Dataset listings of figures
[start]

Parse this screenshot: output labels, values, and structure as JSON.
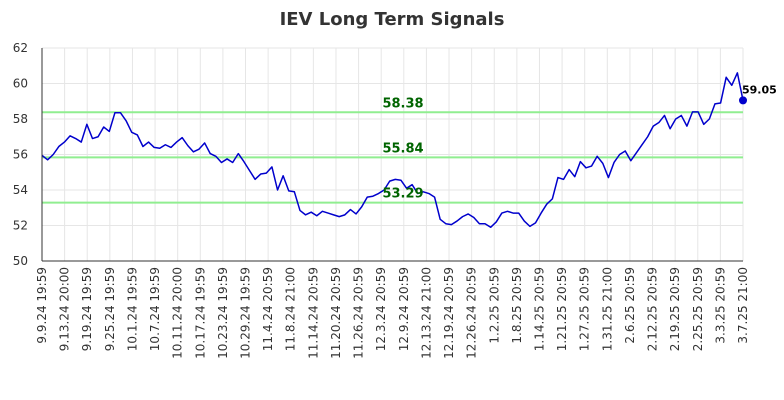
{
  "chart_data": {
    "type": "line",
    "title": "IEV Long Term Signals",
    "xlabel": "",
    "ylabel": "",
    "ylim": [
      50,
      62
    ],
    "y_ticks": [
      50,
      52,
      54,
      56,
      58,
      60,
      62
    ],
    "grid": true,
    "legend": "none",
    "line_color": "#0000cc",
    "signal_color": "#90ee90",
    "signal_label_color": "#006400",
    "x_tick_labels": [
      "9.9.24 19:59",
      "9.13.24 20:00",
      "9.19.24 19:59",
      "9.25.24 19:59",
      "10.1.24 19:59",
      "10.7.24 19:59",
      "10.11.24 20:00",
      "10.17.24 19:59",
      "10.23.24 19:59",
      "10.29.24 19:59",
      "11.4.24 20:59",
      "11.8.24 21:00",
      "11.14.24 20:59",
      "11.20.24 20:59",
      "11.26.24 20:59",
      "12.3.24 20:59",
      "12.9.24 20:59",
      "12.13.24 21:00",
      "12.19.24 20:59",
      "12.26.24 20:59",
      "1.2.25 20:59",
      "1.8.25 20:59",
      "1.14.25 20:59",
      "1.21.25 20:59",
      "1.27.25 20:59",
      "1.31.25 21:00",
      "2.6.25 20:59",
      "2.12.25 20:59",
      "2.19.25 20:59",
      "2.25.25 20:59",
      "3.3.25 20:59",
      "3.7.25 21:00"
    ],
    "signals": [
      {
        "value": 58.38,
        "label": "58.38"
      },
      {
        "value": 55.84,
        "label": "55.84"
      },
      {
        "value": 53.29,
        "label": "53.29"
      }
    ],
    "last_value_label": "59.05",
    "series": [
      {
        "values": [
          55.95,
          55.7,
          56.0,
          56.45,
          56.7,
          57.05,
          56.9,
          56.7,
          57.7,
          56.9,
          57.0,
          57.55,
          57.3,
          58.35,
          58.35,
          57.9,
          57.25,
          57.1,
          56.45,
          56.7,
          56.4,
          56.35,
          56.55,
          56.4,
          56.7,
          56.95,
          56.5,
          56.15,
          56.3,
          56.65,
          56.05,
          55.9,
          55.55,
          55.75,
          55.55,
          56.05,
          55.6,
          55.1,
          54.6,
          54.9,
          54.95,
          55.3,
          54.0,
          54.8,
          53.95,
          53.9,
          52.85,
          52.6,
          52.75,
          52.55,
          52.8,
          52.7,
          52.6,
          52.5,
          52.6,
          52.9,
          52.65,
          53.05,
          53.6,
          53.65,
          53.8,
          54.0,
          54.5,
          54.6,
          54.55,
          54.1,
          54.3,
          53.8,
          53.9,
          53.8,
          53.6,
          52.35,
          52.1,
          52.05,
          52.25,
          52.5,
          52.65,
          52.45,
          52.1,
          52.1,
          51.9,
          52.2,
          52.7,
          52.8,
          52.7,
          52.7,
          52.25,
          51.95,
          52.15,
          52.7,
          53.2,
          53.5,
          54.7,
          54.6,
          55.15,
          54.75,
          55.6,
          55.25,
          55.35,
          55.9,
          55.5,
          54.7,
          55.55,
          56.0,
          56.2,
          55.65,
          56.1,
          56.55,
          57.0,
          57.6,
          57.8,
          58.2,
          57.45,
          58.0,
          58.2,
          57.6,
          58.4,
          58.4,
          57.7,
          58.0,
          58.85,
          58.9,
          60.35,
          59.9,
          60.6,
          59.05
        ]
      }
    ]
  }
}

[end]

**Instructions to follow:** Pictures appear in the records above. Output everything except them, exactly.

**Task response:**
Parse this screenshot: output labels, values, and structure as JSON.
{
  "chart_data": {
    "type": "line",
    "title": "IEV Long Term Signals",
    "xlabel": "",
    "ylabel": "",
    "ylim": [
      50,
      62
    ],
    "y_ticks": [
      50,
      52,
      54,
      56,
      58,
      60,
      62
    ],
    "grid": true,
    "legend": "none",
    "line_color": "#0000cc",
    "signal_color": "#90ee90",
    "signal_label_color": "#006400",
    "x_tick_labels": [
      "9.9.24 19:59",
      "9.13.24 20:00",
      "9.19.24 19:59",
      "9.25.24 19:59",
      "10.1.24 19:59",
      "10.7.24 19:59",
      "10.11.24 20:00",
      "10.17.24 19:59",
      "10.23.24 19:59",
      "10.29.24 19:59",
      "11.4.24 20:59",
      "11.8.24 21:00",
      "11.14.24 20:59",
      "11.20.24 20:59",
      "11.26.24 20:59",
      "12.3.24 20:59",
      "12.9.24 20:59",
      "12.13.24 21:00",
      "12.19.24 20:59",
      "12.26.24 20:59",
      "1.2.25 20:59",
      "1.8.25 20:59",
      "1.14.25 20:59",
      "1.21.25 20:59",
      "1.27.25 20:59",
      "1.31.25 21:00",
      "2.6.25 20:59",
      "2.12.25 20:59",
      "2.19.25 20:59",
      "2.25.25 20:59",
      "3.3.25 20:59",
      "3.7.25 21:00"
    ],
    "signals": [
      {
        "value": 58.38,
        "label": "58.38"
      },
      {
        "value": 55.84,
        "label": "55.84"
      },
      {
        "value": 53.29,
        "label": "53.29"
      }
    ],
    "last_value_label": "59.05",
    "series": [
      {
        "values": [
          55.95,
          55.7,
          56.0,
          56.45,
          56.7,
          57.05,
          56.9,
          56.7,
          57.7,
          56.9,
          57.0,
          57.55,
          57.3,
          58.35,
          58.35,
          57.9,
          57.25,
          57.1,
          56.45,
          56.7,
          56.4,
          56.35,
          56.55,
          56.4,
          56.7,
          56.95,
          56.5,
          56.15,
          56.3,
          56.65,
          56.05,
          55.9,
          55.55,
          55.75,
          55.55,
          56.05,
          55.6,
          55.1,
          54.6,
          54.9,
          54.95,
          55.3,
          54.0,
          54.8,
          53.95,
          53.9,
          52.85,
          52.6,
          52.75,
          52.55,
          52.8,
          52.7,
          52.6,
          52.5,
          52.6,
          52.9,
          52.65,
          53.05,
          53.6,
          53.65,
          53.8,
          54.0,
          54.5,
          54.6,
          54.55,
          54.1,
          54.3,
          53.8,
          53.9,
          53.8,
          53.6,
          52.35,
          52.1,
          52.05,
          52.25,
          52.5,
          52.65,
          52.45,
          52.1,
          52.1,
          51.9,
          52.2,
          52.7,
          52.8,
          52.7,
          52.7,
          52.25,
          51.95,
          52.15,
          52.7,
          53.2,
          53.5,
          54.7,
          54.6,
          55.15,
          54.75,
          55.6,
          55.25,
          55.35,
          55.9,
          55.5,
          54.7,
          55.55,
          56.0,
          56.2,
          55.65,
          56.1,
          56.55,
          57.0,
          57.6,
          57.8,
          58.2,
          57.45,
          58.0,
          58.2,
          57.6,
          58.4,
          58.4,
          57.7,
          58.0,
          58.85,
          58.9,
          60.35,
          59.9,
          60.6,
          59.05
        ]
      }
    ]
  }
}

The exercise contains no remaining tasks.